Problem description:
The entries below are to be written out again without alteration.

Excerpted records:
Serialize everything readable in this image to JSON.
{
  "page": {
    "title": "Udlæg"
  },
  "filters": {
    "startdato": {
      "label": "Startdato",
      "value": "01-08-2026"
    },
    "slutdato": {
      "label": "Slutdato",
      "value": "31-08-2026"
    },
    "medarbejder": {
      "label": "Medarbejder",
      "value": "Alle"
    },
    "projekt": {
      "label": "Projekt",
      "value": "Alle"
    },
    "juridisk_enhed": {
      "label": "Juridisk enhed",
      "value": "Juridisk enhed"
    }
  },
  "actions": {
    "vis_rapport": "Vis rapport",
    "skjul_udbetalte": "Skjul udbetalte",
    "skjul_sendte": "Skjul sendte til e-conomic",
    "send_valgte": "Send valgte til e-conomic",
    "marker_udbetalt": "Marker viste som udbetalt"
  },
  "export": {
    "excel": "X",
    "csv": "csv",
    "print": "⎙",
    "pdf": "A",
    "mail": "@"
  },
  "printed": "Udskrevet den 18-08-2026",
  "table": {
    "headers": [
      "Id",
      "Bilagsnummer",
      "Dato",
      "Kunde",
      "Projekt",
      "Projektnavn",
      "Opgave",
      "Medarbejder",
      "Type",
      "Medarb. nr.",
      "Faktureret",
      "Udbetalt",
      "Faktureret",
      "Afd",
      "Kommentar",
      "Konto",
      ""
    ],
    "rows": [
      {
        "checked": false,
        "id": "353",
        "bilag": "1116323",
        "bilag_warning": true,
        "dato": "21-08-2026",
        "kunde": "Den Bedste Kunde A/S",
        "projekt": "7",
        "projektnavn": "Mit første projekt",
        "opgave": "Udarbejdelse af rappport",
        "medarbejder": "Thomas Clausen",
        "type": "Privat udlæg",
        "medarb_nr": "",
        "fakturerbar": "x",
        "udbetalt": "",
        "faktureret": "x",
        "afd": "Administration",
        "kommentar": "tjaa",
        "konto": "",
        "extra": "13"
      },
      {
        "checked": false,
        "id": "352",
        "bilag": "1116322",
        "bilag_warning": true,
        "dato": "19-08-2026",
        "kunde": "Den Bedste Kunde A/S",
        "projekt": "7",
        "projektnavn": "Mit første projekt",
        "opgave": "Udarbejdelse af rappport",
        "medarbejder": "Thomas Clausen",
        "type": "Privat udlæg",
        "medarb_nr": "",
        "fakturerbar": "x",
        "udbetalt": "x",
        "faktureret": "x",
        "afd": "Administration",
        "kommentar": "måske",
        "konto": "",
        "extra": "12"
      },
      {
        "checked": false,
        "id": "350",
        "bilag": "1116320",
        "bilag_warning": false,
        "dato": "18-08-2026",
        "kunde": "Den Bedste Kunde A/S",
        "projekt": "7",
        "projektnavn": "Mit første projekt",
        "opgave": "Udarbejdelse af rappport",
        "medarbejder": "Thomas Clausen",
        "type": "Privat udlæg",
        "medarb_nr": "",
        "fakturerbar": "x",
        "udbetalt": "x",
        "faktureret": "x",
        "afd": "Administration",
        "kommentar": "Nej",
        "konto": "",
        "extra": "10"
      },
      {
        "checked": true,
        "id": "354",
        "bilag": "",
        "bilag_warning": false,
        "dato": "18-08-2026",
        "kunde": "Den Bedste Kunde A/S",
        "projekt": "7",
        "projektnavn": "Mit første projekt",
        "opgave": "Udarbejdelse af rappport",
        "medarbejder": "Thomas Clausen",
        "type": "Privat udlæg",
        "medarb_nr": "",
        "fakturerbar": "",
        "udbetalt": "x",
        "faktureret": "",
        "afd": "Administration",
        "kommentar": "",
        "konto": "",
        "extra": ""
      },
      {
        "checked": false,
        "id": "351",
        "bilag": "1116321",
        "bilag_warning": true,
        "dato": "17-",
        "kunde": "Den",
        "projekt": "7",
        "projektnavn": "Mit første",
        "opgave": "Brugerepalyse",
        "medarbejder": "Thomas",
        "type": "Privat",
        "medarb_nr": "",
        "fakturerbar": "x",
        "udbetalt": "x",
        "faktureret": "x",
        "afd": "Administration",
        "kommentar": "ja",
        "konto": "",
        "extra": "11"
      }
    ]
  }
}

Written solution:
Serialize everything readable in this image to JSON.
{
  "page": {
    "title": "Udlæg"
  },
  "filters": {
    "startdato": {
      "label": "Startdato",
      "value": "01-08-2026"
    },
    "slutdato": {
      "label": "Slutdato",
      "value": "31-08-2026"
    },
    "medarbejder": {
      "label": "Medarbejder",
      "value": "Alle"
    },
    "projekt": {
      "label": "Projekt",
      "value": "Alle"
    },
    "juridisk_enhed": {
      "label": "Juridisk enhed",
      "value": "Juridisk enhed"
    }
  },
  "actions": {
    "vis_rapport": "Vis rapport",
    "skjul_udbetalte": "Skjul udbetalte",
    "skjul_sendte": "Skjul sendte til e-conomic",
    "send_valgte": "Send valgte til e-conomic",
    "marker_udbetalt": "Marker viste som udbetalt"
  },
  "export": {
    "excel": "X",
    "csv": "csv",
    "print": "⎙",
    "pdf": "A",
    "mail": "@"
  },
  "printed": "Udskrevet den 18-08-2026",
  "table": {
    "headers": [
      "Id",
      "Bilagsnummer",
      "Dato",
      "Kunde",
      "Projekt",
      "Projektnavn",
      "Opgave",
      "Medarbejder",
      "Type",
      "Medarb. nr.",
      "Faktureret",
      "Udbetalt",
      "Faktureret",
      "Afd",
      "Kommentar",
      "Konto",
      ""
    ],
    "rows": [
      {
        "checked": false,
        "id": "353",
        "bilag": "1116323",
        "bilag_warning": true,
        "dato": "21-08-2026",
        "kunde": "Den Bedste Kunde A/S",
        "projekt": "7",
        "projektnavn": "Mit første projekt",
        "opgave": "Udarbejdelse af rappport",
        "medarbejder": "Thomas Clausen",
        "type": "Privat udlæg",
        "medarb_nr": "",
        "fakturerbar": "x",
        "udbetalt": "",
        "faktureret": "x",
        "afd": "Administration",
        "kommentar": "tjaa",
        "konto": "",
        "extra": "13"
      },
      {
        "checked": false,
        "id": "352",
        "bilag": "1116322",
        "bilag_warning": true,
        "dato": "19-08-2026",
        "kunde": "Den Bedste Kunde A/S",
        "projekt": "7",
        "projektnavn": "Mit første projekt",
        "opgave": "Udarbejdelse af rappport",
        "medarbejder": "Thomas Clausen",
        "type": "Privat udlæg",
        "medarb_nr": "",
        "fakturerbar": "x",
        "udbetalt": "x",
        "faktureret": "x",
        "afd": "Administration",
        "kommentar": "måske",
        "konto": "",
        "extra": "12"
      },
      {
        "checked": false,
        "id": "350",
        "bilag": "1116320",
        "bilag_warning": false,
        "dato": "18-08-2026",
        "kunde": "Den Bedste Kunde A/S",
        "projekt": "7",
        "projektnavn": "Mit første projekt",
        "opgave": "Udarbejdelse af rappport",
        "medarbejder": "Thomas Clausen",
        "type": "Privat udlæg",
        "medarb_nr": "",
        "fakturerbar": "x",
        "udbetalt": "x",
        "faktureret": "x",
        "afd": "Administration",
        "kommentar": "Nej",
        "konto": "",
        "extra": "10"
      },
      {
        "checked": true,
        "id": "354",
        "bilag": "",
        "bilag_warning": false,
        "dato": "18-08-2026",
        "kunde": "Den Bedste Kunde A/S",
        "projekt": "7",
        "projektnavn": "Mit første projekt",
        "opgave": "Udarbejdelse af rappport",
        "medarbejder": "Thomas Clausen",
        "type": "Privat udlæg",
        "medarb_nr": "",
        "fakturerbar": "",
        "udbetalt": "x",
        "faktureret": "",
        "afd": "Administration",
        "kommentar": "",
        "konto": "",
        "extra": ""
      },
      {
        "checked": false,
        "id": "351",
        "bilag": "1116321",
        "bilag_warning": true,
        "dato": "17-",
        "kunde": "Den",
        "projekt": "7",
        "projektnavn": "Mit første",
        "opgave": "Brugerepalyse",
        "medarbejder": "Thomas",
        "type": "Privat",
        "medarb_nr": "",
        "fakturerbar": "x",
        "udbetalt": "x",
        "faktureret": "x",
        "afd": "Administration",
        "kommentar": "ja",
        "konto": "",
        "extra": "11"
      }
    ]
  }
}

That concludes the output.